_The task:_
Will you write out all the entries below exactly?

═══ Raw records

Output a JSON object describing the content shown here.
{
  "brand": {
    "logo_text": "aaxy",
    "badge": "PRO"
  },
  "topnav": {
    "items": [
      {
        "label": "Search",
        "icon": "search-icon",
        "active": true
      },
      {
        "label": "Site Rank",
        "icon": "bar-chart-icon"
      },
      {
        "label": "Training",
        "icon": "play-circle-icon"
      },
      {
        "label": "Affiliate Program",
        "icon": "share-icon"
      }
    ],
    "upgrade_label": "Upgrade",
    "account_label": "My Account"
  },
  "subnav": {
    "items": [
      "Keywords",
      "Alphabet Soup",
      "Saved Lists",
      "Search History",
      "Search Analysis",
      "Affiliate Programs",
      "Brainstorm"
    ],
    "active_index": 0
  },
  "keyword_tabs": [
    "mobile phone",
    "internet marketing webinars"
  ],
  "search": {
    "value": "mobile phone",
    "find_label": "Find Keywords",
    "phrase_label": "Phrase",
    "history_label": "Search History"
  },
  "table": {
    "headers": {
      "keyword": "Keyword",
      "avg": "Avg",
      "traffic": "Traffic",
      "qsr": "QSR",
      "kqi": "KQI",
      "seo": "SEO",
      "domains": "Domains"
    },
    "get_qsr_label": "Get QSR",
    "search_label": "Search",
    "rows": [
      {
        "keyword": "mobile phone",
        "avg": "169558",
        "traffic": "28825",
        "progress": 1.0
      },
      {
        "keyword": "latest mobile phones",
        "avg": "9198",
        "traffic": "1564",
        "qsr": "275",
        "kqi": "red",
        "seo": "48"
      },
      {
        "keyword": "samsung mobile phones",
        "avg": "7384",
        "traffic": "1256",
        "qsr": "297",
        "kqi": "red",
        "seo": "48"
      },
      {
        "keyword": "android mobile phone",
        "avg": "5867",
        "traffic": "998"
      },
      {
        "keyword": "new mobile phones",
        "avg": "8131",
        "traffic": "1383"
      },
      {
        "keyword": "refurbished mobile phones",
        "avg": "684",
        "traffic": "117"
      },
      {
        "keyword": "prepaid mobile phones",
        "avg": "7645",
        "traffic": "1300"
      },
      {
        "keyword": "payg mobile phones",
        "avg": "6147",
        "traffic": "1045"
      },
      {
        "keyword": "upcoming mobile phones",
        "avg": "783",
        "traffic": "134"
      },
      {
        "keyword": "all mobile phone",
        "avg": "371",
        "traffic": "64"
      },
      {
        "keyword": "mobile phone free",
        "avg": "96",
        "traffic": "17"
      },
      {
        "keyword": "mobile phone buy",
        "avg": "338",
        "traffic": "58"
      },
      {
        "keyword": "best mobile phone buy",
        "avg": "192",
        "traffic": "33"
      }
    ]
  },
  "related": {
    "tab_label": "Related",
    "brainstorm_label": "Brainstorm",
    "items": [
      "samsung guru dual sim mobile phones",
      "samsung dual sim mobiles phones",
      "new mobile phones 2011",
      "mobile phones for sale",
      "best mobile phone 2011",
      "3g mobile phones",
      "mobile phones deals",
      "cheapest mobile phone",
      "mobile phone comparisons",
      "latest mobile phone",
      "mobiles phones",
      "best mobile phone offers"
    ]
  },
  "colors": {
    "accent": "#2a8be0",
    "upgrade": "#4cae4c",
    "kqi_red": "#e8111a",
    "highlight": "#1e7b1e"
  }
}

══════

_Exercise solution:_
Output a JSON object describing the content shown here.
{
  "brand": {
    "logo_text": "aaxy",
    "badge": "PRO"
  },
  "topnav": {
    "items": [
      {
        "label": "Search",
        "icon": "search-icon",
        "active": true
      },
      {
        "label": "Site Rank",
        "icon": "bar-chart-icon"
      },
      {
        "label": "Training",
        "icon": "play-circle-icon"
      },
      {
        "label": "Affiliate Program",
        "icon": "share-icon"
      }
    ],
    "upgrade_label": "Upgrade",
    "account_label": "My Account"
  },
  "subnav": {
    "items": [
      "Keywords",
      "Alphabet Soup",
      "Saved Lists",
      "Search History",
      "Search Analysis",
      "Affiliate Programs",
      "Brainstorm"
    ],
    "active_index": 0
  },
  "keyword_tabs": [
    "mobile phone",
    "internet marketing webinars"
  ],
  "search": {
    "value": "mobile phone",
    "find_label": "Find Keywords",
    "phrase_label": "Phrase",
    "history_label": "Search History"
  },
  "table": {
    "headers": {
      "keyword": "Keyword",
      "avg": "Avg",
      "traffic": "Traffic",
      "qsr": "QSR",
      "kqi": "KQI",
      "seo": "SEO",
      "domains": "Domains"
    },
    "get_qsr_label": "Get QSR",
    "search_label": "Search",
    "rows": [
      {
        "keyword": "mobile phone",
        "avg": "169558",
        "traffic": "28825",
        "progress": 1.0
      },
      {
        "keyword": "latest mobile phones",
        "avg": "9198",
        "traffic": "1564",
        "qsr": "275",
        "kqi": "red",
        "seo": "48"
      },
      {
        "keyword": "samsung mobile phones",
        "avg": "7384",
        "traffic": "1256",
        "qsr": "297",
        "kqi": "red",
        "seo": "48"
      },
      {
        "keyword": "android mobile phone",
        "avg": "5867",
        "traffic": "998"
      },
      {
        "keyword": "new mobile phones",
        "avg": "8131",
        "traffic": "1383"
      },
      {
        "keyword": "refurbished mobile phones",
        "avg": "684",
        "traffic": "117"
      },
      {
        "keyword": "prepaid mobile phones",
        "avg": "7645",
        "traffic": "1300"
      },
      {
        "keyword": "payg mobile phones",
        "avg": "6147",
        "traffic": "1045"
      },
      {
        "keyword": "upcoming mobile phones",
        "avg": "783",
        "traffic": "134"
      },
      {
        "keyword": "all mobile phone",
        "avg": "371",
        "traffic": "64"
      },
      {
        "keyword": "mobile phone free",
        "avg": "96",
        "traffic": "17"
      },
      {
        "keyword": "mobile phone buy",
        "avg": "338",
        "traffic": "58"
      },
      {
        "keyword": "best mobile phone buy",
        "avg": "192",
        "traffic": "33"
      }
    ]
  },
  "related": {
    "tab_label": "Related",
    "brainstorm_label": "Brainstorm",
    "items": [
      "samsung guru dual sim mobile phones",
      "samsung dual sim mobiles phones",
      "new mobile phones 2011",
      "mobile phones for sale",
      "best mobile phone 2011",
      "3g mobile phones",
      "mobile phones deals",
      "cheapest mobile phone",
      "mobile phone comparisons",
      "latest mobile phone",
      "mobiles phones",
      "best mobile phone offers"
    ]
  },
  "colors": {
    "accent": "#2a8be0",
    "upgrade": "#4cae4c",
    "kqi_red": "#e8111a",
    "highlight": "#1e7b1e"
  }
}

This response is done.